begin

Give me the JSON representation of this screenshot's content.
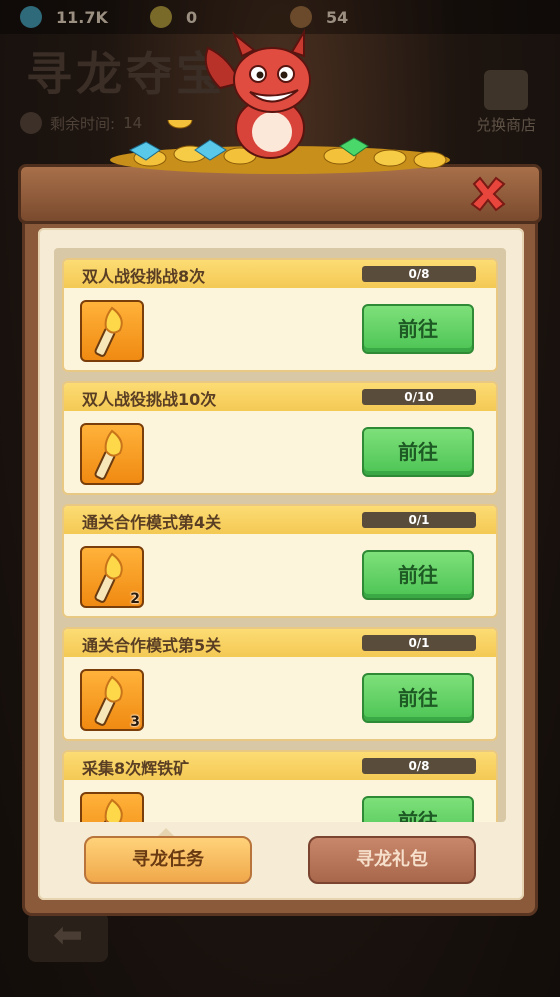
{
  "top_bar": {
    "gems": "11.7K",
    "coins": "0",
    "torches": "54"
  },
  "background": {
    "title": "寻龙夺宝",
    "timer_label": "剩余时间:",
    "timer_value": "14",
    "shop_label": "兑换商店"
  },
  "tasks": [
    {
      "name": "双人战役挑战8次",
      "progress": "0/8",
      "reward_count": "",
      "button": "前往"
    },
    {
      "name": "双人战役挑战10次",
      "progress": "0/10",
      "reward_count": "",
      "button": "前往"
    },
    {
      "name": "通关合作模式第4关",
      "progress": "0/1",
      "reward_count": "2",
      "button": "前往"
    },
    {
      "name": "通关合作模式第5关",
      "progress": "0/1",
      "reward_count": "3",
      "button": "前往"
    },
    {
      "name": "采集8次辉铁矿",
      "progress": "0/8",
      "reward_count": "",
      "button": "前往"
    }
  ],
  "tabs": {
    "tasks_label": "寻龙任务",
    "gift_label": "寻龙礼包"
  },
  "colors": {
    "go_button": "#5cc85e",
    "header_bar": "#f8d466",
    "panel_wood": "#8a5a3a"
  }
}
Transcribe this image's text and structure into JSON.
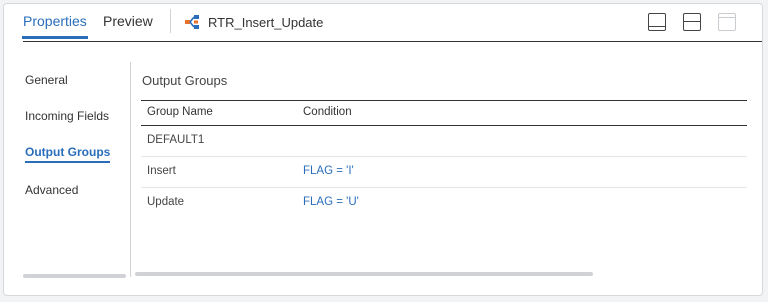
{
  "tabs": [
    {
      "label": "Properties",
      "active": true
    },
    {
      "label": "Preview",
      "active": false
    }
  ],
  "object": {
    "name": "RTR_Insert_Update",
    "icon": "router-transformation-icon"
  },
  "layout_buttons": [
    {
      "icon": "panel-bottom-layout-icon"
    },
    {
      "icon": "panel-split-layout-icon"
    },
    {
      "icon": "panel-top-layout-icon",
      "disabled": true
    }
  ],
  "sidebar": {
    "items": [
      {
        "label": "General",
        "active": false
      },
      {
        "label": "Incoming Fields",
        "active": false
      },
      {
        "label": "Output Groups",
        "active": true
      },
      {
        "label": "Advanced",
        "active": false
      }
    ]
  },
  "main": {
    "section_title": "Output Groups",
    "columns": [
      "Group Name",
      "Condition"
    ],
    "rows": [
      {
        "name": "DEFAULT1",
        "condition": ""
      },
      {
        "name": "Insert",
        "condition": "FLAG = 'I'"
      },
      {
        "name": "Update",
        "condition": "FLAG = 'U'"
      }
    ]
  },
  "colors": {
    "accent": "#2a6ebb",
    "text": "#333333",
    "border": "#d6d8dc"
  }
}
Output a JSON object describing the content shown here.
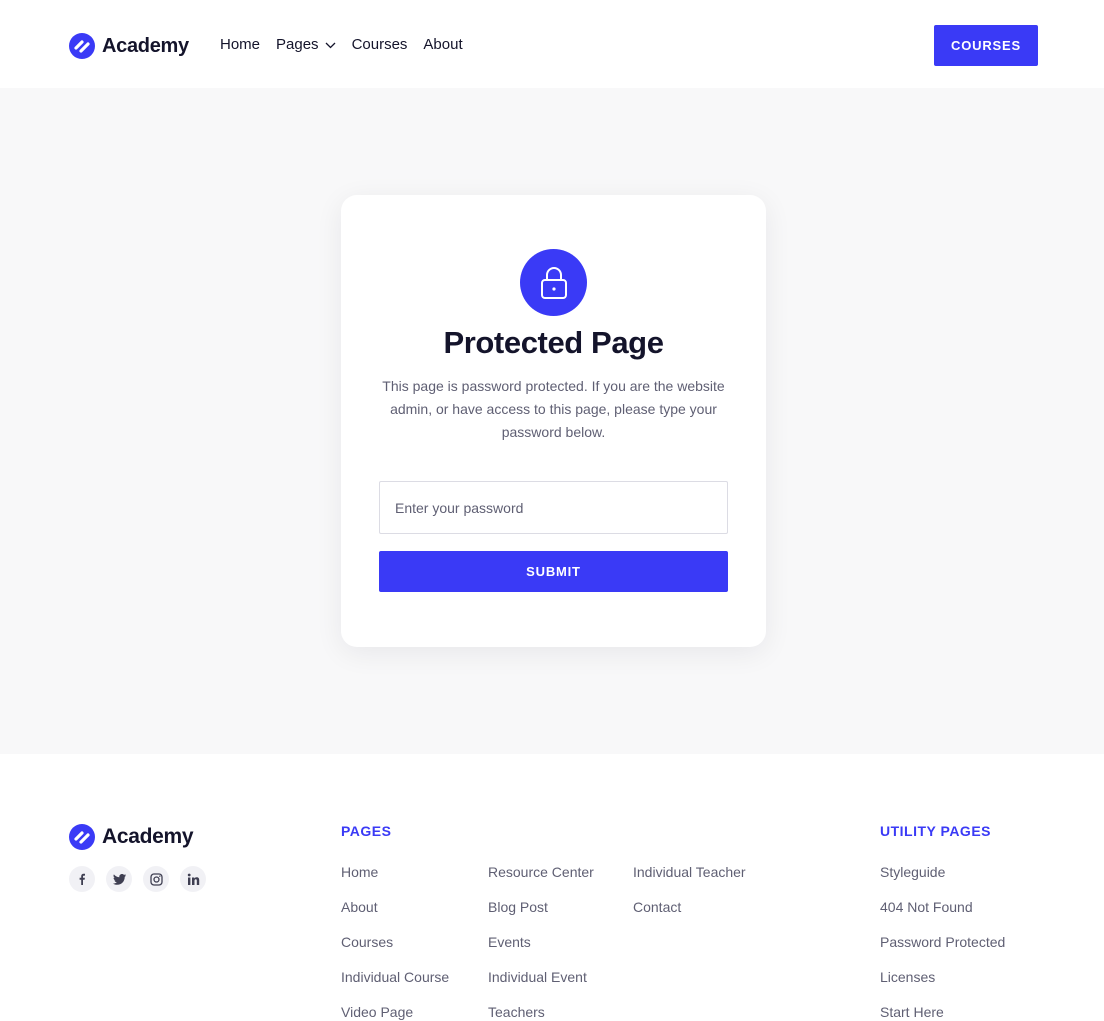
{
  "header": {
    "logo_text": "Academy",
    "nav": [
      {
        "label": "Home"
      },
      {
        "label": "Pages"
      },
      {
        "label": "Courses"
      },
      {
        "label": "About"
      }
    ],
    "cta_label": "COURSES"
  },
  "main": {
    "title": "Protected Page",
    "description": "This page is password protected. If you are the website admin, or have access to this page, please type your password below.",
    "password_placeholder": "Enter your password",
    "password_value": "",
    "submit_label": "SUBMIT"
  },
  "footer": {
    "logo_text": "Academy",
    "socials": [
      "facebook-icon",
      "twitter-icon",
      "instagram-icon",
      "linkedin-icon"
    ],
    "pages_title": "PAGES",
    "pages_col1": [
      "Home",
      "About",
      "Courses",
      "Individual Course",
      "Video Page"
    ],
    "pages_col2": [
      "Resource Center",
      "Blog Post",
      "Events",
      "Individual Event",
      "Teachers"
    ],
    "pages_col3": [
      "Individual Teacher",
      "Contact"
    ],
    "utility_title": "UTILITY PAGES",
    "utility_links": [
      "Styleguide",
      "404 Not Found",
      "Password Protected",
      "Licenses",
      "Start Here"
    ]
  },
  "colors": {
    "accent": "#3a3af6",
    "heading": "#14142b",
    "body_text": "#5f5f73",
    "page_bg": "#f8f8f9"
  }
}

end
begin

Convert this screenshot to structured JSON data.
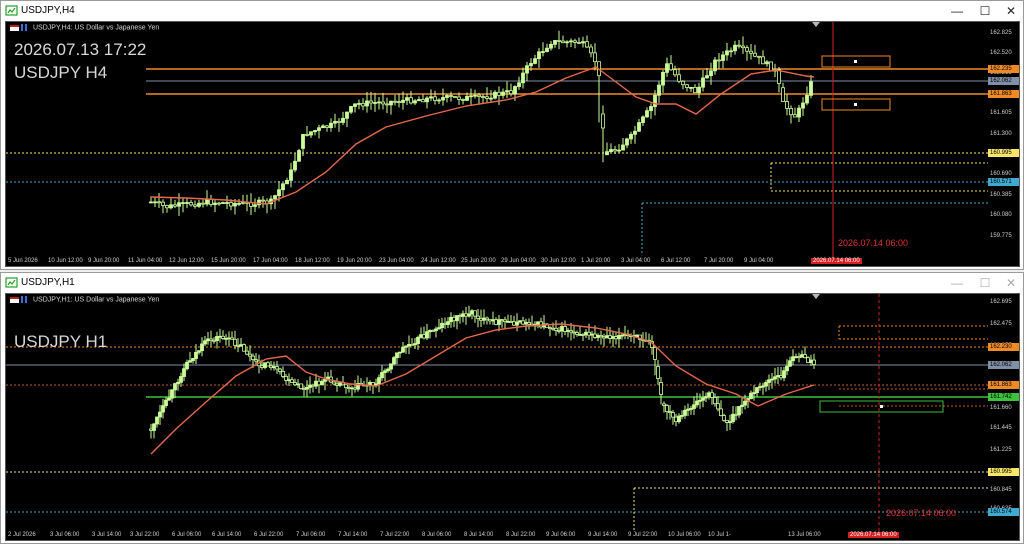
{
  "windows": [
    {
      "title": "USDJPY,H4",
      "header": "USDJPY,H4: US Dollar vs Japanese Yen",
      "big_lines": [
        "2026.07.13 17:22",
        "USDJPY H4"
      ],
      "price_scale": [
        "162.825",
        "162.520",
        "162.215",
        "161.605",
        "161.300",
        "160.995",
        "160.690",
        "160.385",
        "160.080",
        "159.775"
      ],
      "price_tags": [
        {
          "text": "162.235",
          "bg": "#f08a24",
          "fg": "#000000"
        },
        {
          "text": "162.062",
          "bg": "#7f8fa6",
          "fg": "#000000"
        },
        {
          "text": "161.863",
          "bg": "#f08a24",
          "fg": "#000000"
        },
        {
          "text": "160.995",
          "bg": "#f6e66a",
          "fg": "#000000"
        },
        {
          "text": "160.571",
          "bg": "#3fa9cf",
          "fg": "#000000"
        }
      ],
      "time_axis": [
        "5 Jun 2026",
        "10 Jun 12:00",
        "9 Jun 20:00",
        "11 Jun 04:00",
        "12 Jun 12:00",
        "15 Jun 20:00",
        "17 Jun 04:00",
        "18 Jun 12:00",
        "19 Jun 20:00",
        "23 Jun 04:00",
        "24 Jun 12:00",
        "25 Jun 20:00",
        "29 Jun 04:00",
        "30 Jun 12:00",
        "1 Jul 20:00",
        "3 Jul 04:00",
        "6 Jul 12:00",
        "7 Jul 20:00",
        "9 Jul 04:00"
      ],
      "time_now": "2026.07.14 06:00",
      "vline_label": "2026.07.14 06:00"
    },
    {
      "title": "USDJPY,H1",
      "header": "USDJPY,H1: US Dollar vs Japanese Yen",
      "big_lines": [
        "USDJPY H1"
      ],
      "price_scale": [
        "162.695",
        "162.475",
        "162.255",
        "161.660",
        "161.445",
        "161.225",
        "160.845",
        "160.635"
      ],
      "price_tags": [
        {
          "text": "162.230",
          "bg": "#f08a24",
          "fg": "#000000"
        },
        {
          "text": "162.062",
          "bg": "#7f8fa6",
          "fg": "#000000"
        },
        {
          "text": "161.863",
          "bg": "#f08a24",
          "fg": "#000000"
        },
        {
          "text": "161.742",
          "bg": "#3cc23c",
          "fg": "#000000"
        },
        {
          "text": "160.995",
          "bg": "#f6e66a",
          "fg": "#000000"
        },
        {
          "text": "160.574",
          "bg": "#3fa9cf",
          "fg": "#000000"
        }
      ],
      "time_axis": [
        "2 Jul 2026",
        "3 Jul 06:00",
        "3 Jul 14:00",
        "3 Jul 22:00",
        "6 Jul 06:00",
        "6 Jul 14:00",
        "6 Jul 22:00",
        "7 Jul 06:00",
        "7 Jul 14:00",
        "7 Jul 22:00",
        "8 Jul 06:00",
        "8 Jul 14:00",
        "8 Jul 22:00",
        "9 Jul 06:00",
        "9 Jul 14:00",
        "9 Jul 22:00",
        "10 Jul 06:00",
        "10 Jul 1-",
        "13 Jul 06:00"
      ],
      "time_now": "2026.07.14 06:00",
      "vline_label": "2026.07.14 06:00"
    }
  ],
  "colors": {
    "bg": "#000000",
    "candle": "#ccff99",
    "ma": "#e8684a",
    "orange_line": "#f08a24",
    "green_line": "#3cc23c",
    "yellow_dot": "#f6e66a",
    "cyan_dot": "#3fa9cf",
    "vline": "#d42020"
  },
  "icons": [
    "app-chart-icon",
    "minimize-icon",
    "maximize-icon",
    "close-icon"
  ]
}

end

■ What you need to do ■
In the records above, how many lines contain the string "USDJPY"? State that number only.

■ Result ■
6